--- Task inputs ---
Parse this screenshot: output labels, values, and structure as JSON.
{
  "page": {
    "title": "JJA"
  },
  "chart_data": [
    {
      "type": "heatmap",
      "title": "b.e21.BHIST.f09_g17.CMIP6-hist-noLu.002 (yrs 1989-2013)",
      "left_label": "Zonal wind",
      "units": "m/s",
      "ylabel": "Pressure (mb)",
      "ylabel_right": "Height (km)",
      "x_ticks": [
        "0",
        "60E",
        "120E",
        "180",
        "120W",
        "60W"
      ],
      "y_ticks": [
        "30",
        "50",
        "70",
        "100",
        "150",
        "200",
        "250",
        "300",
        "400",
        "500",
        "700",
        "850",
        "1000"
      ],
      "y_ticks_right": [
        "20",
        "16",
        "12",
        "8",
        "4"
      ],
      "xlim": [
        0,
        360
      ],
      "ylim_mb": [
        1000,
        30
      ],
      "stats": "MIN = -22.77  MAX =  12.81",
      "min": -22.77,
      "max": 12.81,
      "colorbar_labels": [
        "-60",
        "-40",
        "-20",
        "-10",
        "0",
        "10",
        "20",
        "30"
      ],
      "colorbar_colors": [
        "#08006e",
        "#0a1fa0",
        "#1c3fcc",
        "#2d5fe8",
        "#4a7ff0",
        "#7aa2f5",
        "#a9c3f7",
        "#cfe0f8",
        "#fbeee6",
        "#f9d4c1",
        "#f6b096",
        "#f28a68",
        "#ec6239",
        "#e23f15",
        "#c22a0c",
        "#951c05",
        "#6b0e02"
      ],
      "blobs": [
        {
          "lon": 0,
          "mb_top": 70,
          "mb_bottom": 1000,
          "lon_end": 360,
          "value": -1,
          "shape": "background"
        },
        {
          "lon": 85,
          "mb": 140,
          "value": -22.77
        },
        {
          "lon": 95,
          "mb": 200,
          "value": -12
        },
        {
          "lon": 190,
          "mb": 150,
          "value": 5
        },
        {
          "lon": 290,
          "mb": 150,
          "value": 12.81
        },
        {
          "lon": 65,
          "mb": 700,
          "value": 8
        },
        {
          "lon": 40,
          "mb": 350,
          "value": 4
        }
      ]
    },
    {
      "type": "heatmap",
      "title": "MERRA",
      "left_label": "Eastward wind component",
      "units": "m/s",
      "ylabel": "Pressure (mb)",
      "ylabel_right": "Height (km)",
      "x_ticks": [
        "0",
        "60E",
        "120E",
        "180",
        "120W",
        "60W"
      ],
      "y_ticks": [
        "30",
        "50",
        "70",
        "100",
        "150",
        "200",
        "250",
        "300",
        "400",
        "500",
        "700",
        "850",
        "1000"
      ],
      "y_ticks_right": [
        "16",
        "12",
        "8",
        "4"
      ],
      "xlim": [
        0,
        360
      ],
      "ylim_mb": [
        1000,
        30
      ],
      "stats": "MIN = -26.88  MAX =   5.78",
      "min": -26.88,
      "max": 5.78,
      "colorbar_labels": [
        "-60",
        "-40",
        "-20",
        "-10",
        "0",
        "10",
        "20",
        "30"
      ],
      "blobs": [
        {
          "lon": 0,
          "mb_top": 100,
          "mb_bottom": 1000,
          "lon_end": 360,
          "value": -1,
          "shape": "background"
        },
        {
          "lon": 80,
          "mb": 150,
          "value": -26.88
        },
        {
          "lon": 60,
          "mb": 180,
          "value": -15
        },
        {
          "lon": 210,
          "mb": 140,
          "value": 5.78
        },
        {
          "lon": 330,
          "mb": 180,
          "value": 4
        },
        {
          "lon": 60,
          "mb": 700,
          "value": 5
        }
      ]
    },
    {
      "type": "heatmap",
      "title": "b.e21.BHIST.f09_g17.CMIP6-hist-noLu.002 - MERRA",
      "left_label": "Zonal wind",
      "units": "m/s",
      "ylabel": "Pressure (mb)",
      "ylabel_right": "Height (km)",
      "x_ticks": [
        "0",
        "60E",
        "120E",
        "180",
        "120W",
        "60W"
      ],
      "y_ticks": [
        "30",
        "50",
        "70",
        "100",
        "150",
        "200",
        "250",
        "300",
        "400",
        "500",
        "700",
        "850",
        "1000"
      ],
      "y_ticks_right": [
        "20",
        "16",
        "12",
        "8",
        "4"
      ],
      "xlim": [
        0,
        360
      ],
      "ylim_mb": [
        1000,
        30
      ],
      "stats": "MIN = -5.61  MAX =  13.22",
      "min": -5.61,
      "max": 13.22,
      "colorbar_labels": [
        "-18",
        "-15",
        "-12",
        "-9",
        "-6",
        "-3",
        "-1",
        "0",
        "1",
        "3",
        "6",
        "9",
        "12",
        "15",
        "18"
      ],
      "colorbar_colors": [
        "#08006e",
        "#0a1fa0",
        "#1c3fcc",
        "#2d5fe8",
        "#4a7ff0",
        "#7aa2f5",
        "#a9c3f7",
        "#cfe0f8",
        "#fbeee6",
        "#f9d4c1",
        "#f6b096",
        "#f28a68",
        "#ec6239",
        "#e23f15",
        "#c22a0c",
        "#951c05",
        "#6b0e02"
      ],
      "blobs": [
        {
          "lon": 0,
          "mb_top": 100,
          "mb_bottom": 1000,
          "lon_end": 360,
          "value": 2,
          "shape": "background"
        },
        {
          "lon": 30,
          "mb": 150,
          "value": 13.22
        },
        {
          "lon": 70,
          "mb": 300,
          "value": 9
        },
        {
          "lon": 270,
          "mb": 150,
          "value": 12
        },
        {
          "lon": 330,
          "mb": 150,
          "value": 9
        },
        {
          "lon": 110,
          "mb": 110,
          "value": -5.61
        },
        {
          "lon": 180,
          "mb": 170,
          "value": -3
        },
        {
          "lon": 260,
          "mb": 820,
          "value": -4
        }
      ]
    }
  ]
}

--- Stated goal ---
Repeat the records above exactly as they appear.

--- Solution to the problem ---
Parse this screenshot: output labels, values, and structure as JSON.
{
  "page": {
    "title": "JJA"
  },
  "chart_data": [
    {
      "type": "heatmap",
      "title": "b.e21.BHIST.f09_g17.CMIP6-hist-noLu.002 (yrs 1989-2013)",
      "left_label": "Zonal wind",
      "units": "m/s",
      "ylabel": "Pressure (mb)",
      "ylabel_right": "Height (km)",
      "x_ticks": [
        "0",
        "60E",
        "120E",
        "180",
        "120W",
        "60W"
      ],
      "y_ticks": [
        "30",
        "50",
        "70",
        "100",
        "150",
        "200",
        "250",
        "300",
        "400",
        "500",
        "700",
        "850",
        "1000"
      ],
      "y_ticks_right": [
        "20",
        "16",
        "12",
        "8",
        "4"
      ],
      "xlim": [
        0,
        360
      ],
      "ylim_mb": [
        1000,
        30
      ],
      "stats": "MIN = -22.77  MAX =  12.81",
      "min": -22.77,
      "max": 12.81,
      "colorbar_labels": [
        "-60",
        "-40",
        "-20",
        "-10",
        "0",
        "10",
        "20",
        "30"
      ],
      "colorbar_colors": [
        "#08006e",
        "#0a1fa0",
        "#1c3fcc",
        "#2d5fe8",
        "#4a7ff0",
        "#7aa2f5",
        "#a9c3f7",
        "#cfe0f8",
        "#fbeee6",
        "#f9d4c1",
        "#f6b096",
        "#f28a68",
        "#ec6239",
        "#e23f15",
        "#c22a0c",
        "#951c05",
        "#6b0e02"
      ],
      "blobs": [
        {
          "lon": 0,
          "mb_top": 70,
          "mb_bottom": 1000,
          "lon_end": 360,
          "value": -1,
          "shape": "background"
        },
        {
          "lon": 85,
          "mb": 140,
          "value": -22.77
        },
        {
          "lon": 95,
          "mb": 200,
          "value": -12
        },
        {
          "lon": 190,
          "mb": 150,
          "value": 5
        },
        {
          "lon": 290,
          "mb": 150,
          "value": 12.81
        },
        {
          "lon": 65,
          "mb": 700,
          "value": 8
        },
        {
          "lon": 40,
          "mb": 350,
          "value": 4
        }
      ]
    },
    {
      "type": "heatmap",
      "title": "MERRA",
      "left_label": "Eastward wind component",
      "units": "m/s",
      "ylabel": "Pressure (mb)",
      "ylabel_right": "Height (km)",
      "x_ticks": [
        "0",
        "60E",
        "120E",
        "180",
        "120W",
        "60W"
      ],
      "y_ticks": [
        "30",
        "50",
        "70",
        "100",
        "150",
        "200",
        "250",
        "300",
        "400",
        "500",
        "700",
        "850",
        "1000"
      ],
      "y_ticks_right": [
        "16",
        "12",
        "8",
        "4"
      ],
      "xlim": [
        0,
        360
      ],
      "ylim_mb": [
        1000,
        30
      ],
      "stats": "MIN = -26.88  MAX =   5.78",
      "min": -26.88,
      "max": 5.78,
      "colorbar_labels": [
        "-60",
        "-40",
        "-20",
        "-10",
        "0",
        "10",
        "20",
        "30"
      ],
      "blobs": [
        {
          "lon": 0,
          "mb_top": 100,
          "mb_bottom": 1000,
          "lon_end": 360,
          "value": -1,
          "shape": "background"
        },
        {
          "lon": 80,
          "mb": 150,
          "value": -26.88
        },
        {
          "lon": 60,
          "mb": 180,
          "value": -15
        },
        {
          "lon": 210,
          "mb": 140,
          "value": 5.78
        },
        {
          "lon": 330,
          "mb": 180,
          "value": 4
        },
        {
          "lon": 60,
          "mb": 700,
          "value": 5
        }
      ]
    },
    {
      "type": "heatmap",
      "title": "b.e21.BHIST.f09_g17.CMIP6-hist-noLu.002 - MERRA",
      "left_label": "Zonal wind",
      "units": "m/s",
      "ylabel": "Pressure (mb)",
      "ylabel_right": "Height (km)",
      "x_ticks": [
        "0",
        "60E",
        "120E",
        "180",
        "120W",
        "60W"
      ],
      "y_ticks": [
        "30",
        "50",
        "70",
        "100",
        "150",
        "200",
        "250",
        "300",
        "400",
        "500",
        "700",
        "850",
        "1000"
      ],
      "y_ticks_right": [
        "20",
        "16",
        "12",
        "8",
        "4"
      ],
      "xlim": [
        0,
        360
      ],
      "ylim_mb": [
        1000,
        30
      ],
      "stats": "MIN = -5.61  MAX =  13.22",
      "min": -5.61,
      "max": 13.22,
      "colorbar_labels": [
        "-18",
        "-15",
        "-12",
        "-9",
        "-6",
        "-3",
        "-1",
        "0",
        "1",
        "3",
        "6",
        "9",
        "12",
        "15",
        "18"
      ],
      "colorbar_colors": [
        "#08006e",
        "#0a1fa0",
        "#1c3fcc",
        "#2d5fe8",
        "#4a7ff0",
        "#7aa2f5",
        "#a9c3f7",
        "#cfe0f8",
        "#fbeee6",
        "#f9d4c1",
        "#f6b096",
        "#f28a68",
        "#ec6239",
        "#e23f15",
        "#c22a0c",
        "#951c05",
        "#6b0e02"
      ],
      "blobs": [
        {
          "lon": 0,
          "mb_top": 100,
          "mb_bottom": 1000,
          "lon_end": 360,
          "value": 2,
          "shape": "background"
        },
        {
          "lon": 30,
          "mb": 150,
          "value": 13.22
        },
        {
          "lon": 70,
          "mb": 300,
          "value": 9
        },
        {
          "lon": 270,
          "mb": 150,
          "value": 12
        },
        {
          "lon": 330,
          "mb": 150,
          "value": 9
        },
        {
          "lon": 110,
          "mb": 110,
          "value": -5.61
        },
        {
          "lon": 180,
          "mb": 170,
          "value": -3
        },
        {
          "lon": 260,
          "mb": 820,
          "value": -4
        }
      ]
    }
  ]
}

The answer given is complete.